• Document extract
************
Maxillary first premolar was not included in the present study because it has been reported that the root and canal systems of maxillary first premolars were variable and complex. The prevalence of one-rooted tooth and two-rooted tooth of maxillary first premolars differs in different populations [34, 35]. In Chinese population, a study shows that the frequency of one-rooted teeth of maxillary first premolars was 66 % and two-rooted teeth was 33 % [35]. Besides, in the same study, it shows that amongst the two-rooted teeth, 41 % bifurcated from the pulp chamber floor, forming two independent roots, while the remaining 59 % bifurcated at different levels in the apical third of the roots. Thus, there was no uniformly cut plane to cut tooth root for the calculation of the pulp chamber volume like molars in the present study.

In the present study, cone beam CT was used to acquire three-dimensional datasets. Compared with micro-CT, CBCT can provide a relatively large scanning area, while micro-CT only has a confined scan area in which one extracted tooth can be scanned at a time. Meanwhile, extracting teeth for age estimation purpose is not acceptable for a live person. CT imaging can be acquired for a live person, but it needs relatively high cost and radiation dose compared with CBCT [36]. Another advantage by the use of CBCT is that with the wide use of CBCT in dental practice, 3D volume information of teeth on living individuals can be easily accessed.
************
• Supplied data
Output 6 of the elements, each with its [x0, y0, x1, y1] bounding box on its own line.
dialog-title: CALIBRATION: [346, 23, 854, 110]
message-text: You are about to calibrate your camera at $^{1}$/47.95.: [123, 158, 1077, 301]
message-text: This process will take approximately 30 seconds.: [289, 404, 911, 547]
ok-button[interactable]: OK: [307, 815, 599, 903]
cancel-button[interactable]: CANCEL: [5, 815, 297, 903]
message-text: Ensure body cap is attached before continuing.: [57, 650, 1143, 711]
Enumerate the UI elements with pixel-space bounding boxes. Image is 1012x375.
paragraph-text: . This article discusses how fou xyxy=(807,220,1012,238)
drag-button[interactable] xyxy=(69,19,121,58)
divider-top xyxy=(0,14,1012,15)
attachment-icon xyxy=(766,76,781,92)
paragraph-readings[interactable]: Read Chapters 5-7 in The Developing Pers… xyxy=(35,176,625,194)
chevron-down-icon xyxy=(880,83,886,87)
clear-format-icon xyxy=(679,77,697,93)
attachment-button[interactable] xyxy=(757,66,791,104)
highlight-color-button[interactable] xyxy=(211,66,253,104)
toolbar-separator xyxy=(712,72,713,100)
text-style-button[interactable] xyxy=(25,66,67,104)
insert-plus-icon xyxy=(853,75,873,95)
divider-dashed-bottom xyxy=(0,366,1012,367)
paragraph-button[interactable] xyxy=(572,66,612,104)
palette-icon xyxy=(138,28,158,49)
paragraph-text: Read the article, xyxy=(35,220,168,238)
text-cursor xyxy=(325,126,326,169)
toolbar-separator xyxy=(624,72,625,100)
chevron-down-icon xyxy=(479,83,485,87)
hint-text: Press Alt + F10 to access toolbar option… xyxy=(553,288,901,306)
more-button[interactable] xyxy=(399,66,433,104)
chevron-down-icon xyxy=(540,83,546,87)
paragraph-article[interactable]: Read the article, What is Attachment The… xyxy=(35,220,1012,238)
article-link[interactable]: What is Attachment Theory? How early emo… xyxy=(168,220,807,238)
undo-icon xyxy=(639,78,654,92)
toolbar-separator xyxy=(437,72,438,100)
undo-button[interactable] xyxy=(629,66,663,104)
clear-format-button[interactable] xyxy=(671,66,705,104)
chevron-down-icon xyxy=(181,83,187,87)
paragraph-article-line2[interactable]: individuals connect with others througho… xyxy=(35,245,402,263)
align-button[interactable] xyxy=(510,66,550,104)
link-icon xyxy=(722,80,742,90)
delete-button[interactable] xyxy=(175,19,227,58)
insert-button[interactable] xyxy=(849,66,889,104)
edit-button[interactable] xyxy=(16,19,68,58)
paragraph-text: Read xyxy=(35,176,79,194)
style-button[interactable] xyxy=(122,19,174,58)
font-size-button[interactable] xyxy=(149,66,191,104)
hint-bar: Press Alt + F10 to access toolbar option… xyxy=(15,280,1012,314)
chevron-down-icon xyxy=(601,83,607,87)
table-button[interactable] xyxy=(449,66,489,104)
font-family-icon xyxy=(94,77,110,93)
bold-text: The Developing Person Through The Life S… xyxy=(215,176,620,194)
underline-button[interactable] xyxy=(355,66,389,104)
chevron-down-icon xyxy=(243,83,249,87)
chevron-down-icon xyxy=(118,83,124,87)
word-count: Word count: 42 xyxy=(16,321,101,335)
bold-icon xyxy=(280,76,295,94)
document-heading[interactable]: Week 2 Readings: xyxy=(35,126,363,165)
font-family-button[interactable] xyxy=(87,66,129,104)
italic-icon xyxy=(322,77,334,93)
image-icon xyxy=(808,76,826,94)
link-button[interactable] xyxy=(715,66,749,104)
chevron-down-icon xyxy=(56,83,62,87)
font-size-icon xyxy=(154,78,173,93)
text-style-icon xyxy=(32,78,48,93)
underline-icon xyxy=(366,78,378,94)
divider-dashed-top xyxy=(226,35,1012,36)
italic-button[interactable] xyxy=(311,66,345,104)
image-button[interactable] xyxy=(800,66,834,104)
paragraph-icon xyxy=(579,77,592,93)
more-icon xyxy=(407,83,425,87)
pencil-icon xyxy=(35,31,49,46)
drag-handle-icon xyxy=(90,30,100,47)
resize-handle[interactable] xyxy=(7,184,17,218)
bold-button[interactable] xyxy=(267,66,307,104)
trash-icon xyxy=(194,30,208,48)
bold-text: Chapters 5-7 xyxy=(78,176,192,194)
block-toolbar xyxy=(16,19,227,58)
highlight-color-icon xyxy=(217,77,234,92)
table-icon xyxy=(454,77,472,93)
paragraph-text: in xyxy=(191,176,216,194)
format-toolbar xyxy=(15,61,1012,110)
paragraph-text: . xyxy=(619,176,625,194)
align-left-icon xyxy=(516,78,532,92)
************
Return the part of the dental imaging text from "In the present study, cone" to "be easily accessed.", word for word.

• The completed task
In the present study, cone beam CT was used to acquire three-dimensional datasets. Compared with micro-CT, CBCT can provide a relatively large scanning area, while micro-CT only has a confined scan area in which one extracted tooth can be scanned at a time. Meanwhile, extracting teeth for age estimation purpose is not acceptable for a live person. CT imaging can be acquired for a live person, but it needs relatively high cost and radiation dose compared with CBCT [36]. Another advantage by the use of CBCT is that with the wide use of CBCT in dental practice, 3D volume information of teeth on living individuals can be easily accessed.